━━ MATERIAL SHOWN ━━

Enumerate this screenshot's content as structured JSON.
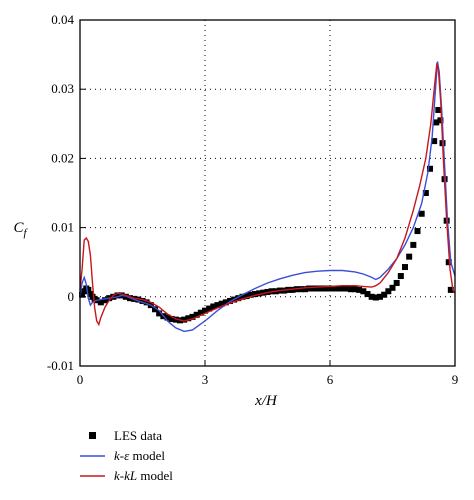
{
  "chart_data": {
    "type": "line",
    "title": "",
    "xlabel": "x/H",
    "ylabel": "C_f",
    "xlim": [
      0,
      9
    ],
    "ylim": [
      -0.01,
      0.04
    ],
    "x_ticks": [
      "0",
      "3",
      "6",
      "9"
    ],
    "y_ticks": [
      "-0.01",
      "0",
      "0.01",
      "0.02",
      "0.03",
      "0.04"
    ],
    "grid": "dotted",
    "legend_position": "bottom-left-outside",
    "colors": {
      "les": "#000000",
      "k_eps": "#3b4fd6",
      "k_kl": "#c8161d"
    },
    "series": [
      {
        "name": "LES data",
        "kind": "scatter",
        "marker": "square",
        "points": [
          [
            0.05,
            0.0003
          ],
          [
            0.1,
            0.0008
          ],
          [
            0.15,
            0.0012
          ],
          [
            0.2,
            0.001
          ],
          [
            0.25,
            0.0004
          ],
          [
            0.3,
            0.0
          ],
          [
            0.35,
            -0.0003
          ],
          [
            0.4,
            -0.0005
          ],
          [
            0.5,
            -0.0008
          ],
          [
            0.6,
            -0.0005
          ],
          [
            0.7,
            -0.0002
          ],
          [
            0.8,
            0.0
          ],
          [
            0.9,
            0.0002
          ],
          [
            1.0,
            0.0002
          ],
          [
            1.1,
            0.0
          ],
          [
            1.2,
            -0.0002
          ],
          [
            1.3,
            -0.0003
          ],
          [
            1.4,
            -0.0004
          ],
          [
            1.5,
            -0.0006
          ],
          [
            1.6,
            -0.0008
          ],
          [
            1.7,
            -0.0012
          ],
          [
            1.8,
            -0.0018
          ],
          [
            1.9,
            -0.0024
          ],
          [
            2.0,
            -0.0028
          ],
          [
            2.1,
            -0.003
          ],
          [
            2.2,
            -0.0032
          ],
          [
            2.3,
            -0.0033
          ],
          [
            2.4,
            -0.0034
          ],
          [
            2.5,
            -0.0033
          ],
          [
            2.6,
            -0.0031
          ],
          [
            2.7,
            -0.0029
          ],
          [
            2.8,
            -0.0026
          ],
          [
            2.9,
            -0.0023
          ],
          [
            3.0,
            -0.002
          ],
          [
            3.1,
            -0.0017
          ],
          [
            3.2,
            -0.0014
          ],
          [
            3.3,
            -0.0012
          ],
          [
            3.4,
            -0.001
          ],
          [
            3.5,
            -0.0008
          ],
          [
            3.6,
            -0.0006
          ],
          [
            3.7,
            -0.0004
          ],
          [
            3.8,
            -0.0002
          ],
          [
            3.9,
            0.0
          ],
          [
            4.0,
            0.0001
          ],
          [
            4.1,
            0.0003
          ],
          [
            4.2,
            0.0004
          ],
          [
            4.3,
            0.0005
          ],
          [
            4.4,
            0.0006
          ],
          [
            4.5,
            0.0007
          ],
          [
            4.6,
            0.0008
          ],
          [
            4.7,
            0.0008
          ],
          [
            4.8,
            0.0009
          ],
          [
            4.9,
            0.0009
          ],
          [
            5.0,
            0.001
          ],
          [
            5.1,
            0.001
          ],
          [
            5.2,
            0.0011
          ],
          [
            5.3,
            0.0011
          ],
          [
            5.4,
            0.0011
          ],
          [
            5.5,
            0.0012
          ],
          [
            5.6,
            0.0012
          ],
          [
            5.7,
            0.0012
          ],
          [
            5.8,
            0.0012
          ],
          [
            5.9,
            0.0012
          ],
          [
            6.0,
            0.0012
          ],
          [
            6.1,
            0.0012
          ],
          [
            6.2,
            0.0012
          ],
          [
            6.3,
            0.0012
          ],
          [
            6.4,
            0.0012
          ],
          [
            6.5,
            0.0011
          ],
          [
            6.6,
            0.0011
          ],
          [
            6.7,
            0.001
          ],
          [
            6.8,
            0.0008
          ],
          [
            6.9,
            0.0004
          ],
          [
            7.0,
            0.0
          ],
          [
            7.1,
            -0.0001
          ],
          [
            7.2,
            0.0
          ],
          [
            7.3,
            0.0003
          ],
          [
            7.4,
            0.0008
          ],
          [
            7.5,
            0.0013
          ],
          [
            7.6,
            0.002
          ],
          [
            7.7,
            0.003
          ],
          [
            7.8,
            0.0043
          ],
          [
            7.9,
            0.0058
          ],
          [
            8.0,
            0.0075
          ],
          [
            8.1,
            0.0095
          ],
          [
            8.2,
            0.012
          ],
          [
            8.3,
            0.015
          ],
          [
            8.4,
            0.0185
          ],
          [
            8.5,
            0.0225
          ],
          [
            8.55,
            0.0252
          ],
          [
            8.6,
            0.027
          ],
          [
            8.65,
            0.0255
          ],
          [
            8.7,
            0.0222
          ],
          [
            8.75,
            0.017
          ],
          [
            8.8,
            0.011
          ],
          [
            8.85,
            0.005
          ],
          [
            8.9,
            0.001
          ]
        ]
      },
      {
        "name": "k-ε model",
        "kind": "line",
        "points": [
          [
            0,
            0.0
          ],
          [
            0.05,
            0.002
          ],
          [
            0.1,
            0.0028
          ],
          [
            0.15,
            0.0018
          ],
          [
            0.2,
            -0.0002
          ],
          [
            0.25,
            -0.0012
          ],
          [
            0.3,
            -0.0008
          ],
          [
            0.4,
            -0.0005
          ],
          [
            0.5,
            -0.0004
          ],
          [
            0.7,
            -0.0002
          ],
          [
            0.9,
            0.0
          ],
          [
            1.0,
            0.0002
          ],
          [
            1.1,
            0.0001
          ],
          [
            1.3,
            -0.0004
          ],
          [
            1.5,
            -0.0008
          ],
          [
            1.7,
            -0.0012
          ],
          [
            1.9,
            -0.002
          ],
          [
            2.1,
            -0.0035
          ],
          [
            2.3,
            -0.0045
          ],
          [
            2.5,
            -0.005
          ],
          [
            2.7,
            -0.0048
          ],
          [
            3.0,
            -0.0035
          ],
          [
            3.3,
            -0.002
          ],
          [
            3.6,
            -0.0007
          ],
          [
            3.9,
            0.0003
          ],
          [
            4.2,
            0.0012
          ],
          [
            4.5,
            0.002
          ],
          [
            4.8,
            0.0026
          ],
          [
            5.1,
            0.0031
          ],
          [
            5.4,
            0.0035
          ],
          [
            5.7,
            0.0037
          ],
          [
            6.0,
            0.0038
          ],
          [
            6.3,
            0.0038
          ],
          [
            6.6,
            0.0036
          ],
          [
            6.8,
            0.0033
          ],
          [
            7.0,
            0.0028
          ],
          [
            7.1,
            0.0025
          ],
          [
            7.2,
            0.0028
          ],
          [
            7.4,
            0.004
          ],
          [
            7.6,
            0.0055
          ],
          [
            7.8,
            0.0075
          ],
          [
            8.0,
            0.01
          ],
          [
            8.2,
            0.0135
          ],
          [
            8.35,
            0.018
          ],
          [
            8.45,
            0.023
          ],
          [
            8.52,
            0.029
          ],
          [
            8.58,
            0.034
          ],
          [
            8.62,
            0.0325
          ],
          [
            8.68,
            0.027
          ],
          [
            8.75,
            0.019
          ],
          [
            8.82,
            0.011
          ],
          [
            8.9,
            0.005
          ],
          [
            9.0,
            0.003
          ]
        ]
      },
      {
        "name": "k-kL model",
        "kind": "line",
        "points": [
          [
            0,
            0.001
          ],
          [
            0.05,
            0.004
          ],
          [
            0.1,
            0.0082
          ],
          [
            0.15,
            0.0085
          ],
          [
            0.2,
            0.008
          ],
          [
            0.25,
            0.006
          ],
          [
            0.3,
            0.002
          ],
          [
            0.35,
            -0.0015
          ],
          [
            0.4,
            -0.0035
          ],
          [
            0.45,
            -0.004
          ],
          [
            0.5,
            -0.003
          ],
          [
            0.6,
            -0.0015
          ],
          [
            0.7,
            -0.0005
          ],
          [
            0.8,
            0.0002
          ],
          [
            0.9,
            0.0005
          ],
          [
            1.0,
            0.0004
          ],
          [
            1.1,
            0.0002
          ],
          [
            1.3,
            -0.0002
          ],
          [
            1.5,
            -0.0004
          ],
          [
            1.7,
            -0.0008
          ],
          [
            1.9,
            -0.0015
          ],
          [
            2.1,
            -0.0025
          ],
          [
            2.3,
            -0.0032
          ],
          [
            2.5,
            -0.0035
          ],
          [
            2.7,
            -0.0032
          ],
          [
            3.0,
            -0.0024
          ],
          [
            3.3,
            -0.0016
          ],
          [
            3.6,
            -0.0009
          ],
          [
            3.9,
            -0.0003
          ],
          [
            4.2,
            0.0002
          ],
          [
            4.5,
            0.0006
          ],
          [
            4.8,
            0.0009
          ],
          [
            5.1,
            0.0011
          ],
          [
            5.4,
            0.0013
          ],
          [
            5.7,
            0.0014
          ],
          [
            6.0,
            0.0015
          ],
          [
            6.3,
            0.0016
          ],
          [
            6.6,
            0.0016
          ],
          [
            6.8,
            0.0015
          ],
          [
            7.0,
            0.0014
          ],
          [
            7.1,
            0.0016
          ],
          [
            7.2,
            0.002
          ],
          [
            7.4,
            0.0035
          ],
          [
            7.6,
            0.0055
          ],
          [
            7.8,
            0.0085
          ],
          [
            8.0,
            0.0125
          ],
          [
            8.15,
            0.016
          ],
          [
            8.3,
            0.02
          ],
          [
            8.42,
            0.025
          ],
          [
            8.5,
            0.03
          ],
          [
            8.56,
            0.0335
          ],
          [
            8.6,
            0.033
          ],
          [
            8.66,
            0.028
          ],
          [
            8.72,
            0.02
          ],
          [
            8.8,
            0.011
          ],
          [
            8.88,
            0.004
          ],
          [
            8.95,
            0.001
          ],
          [
            9.0,
            0.0005
          ]
        ]
      }
    ]
  },
  "legend": {
    "items": [
      {
        "key": "les",
        "label": "LES data"
      },
      {
        "key": "k_eps",
        "label_italic": "k-ε",
        "label_rest": " model"
      },
      {
        "key": "k_kl",
        "label_italic": "k-kL",
        "label_rest": " model"
      }
    ]
  }
}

━━━

• **GOAL**
Pick out every line with the string "model" and copy it.

• **RESULT OF THE EXERCISE**
        "name": "k-ε model",
        "name": "k-kL model",
        "label_rest": " model"
        "label_rest": " model"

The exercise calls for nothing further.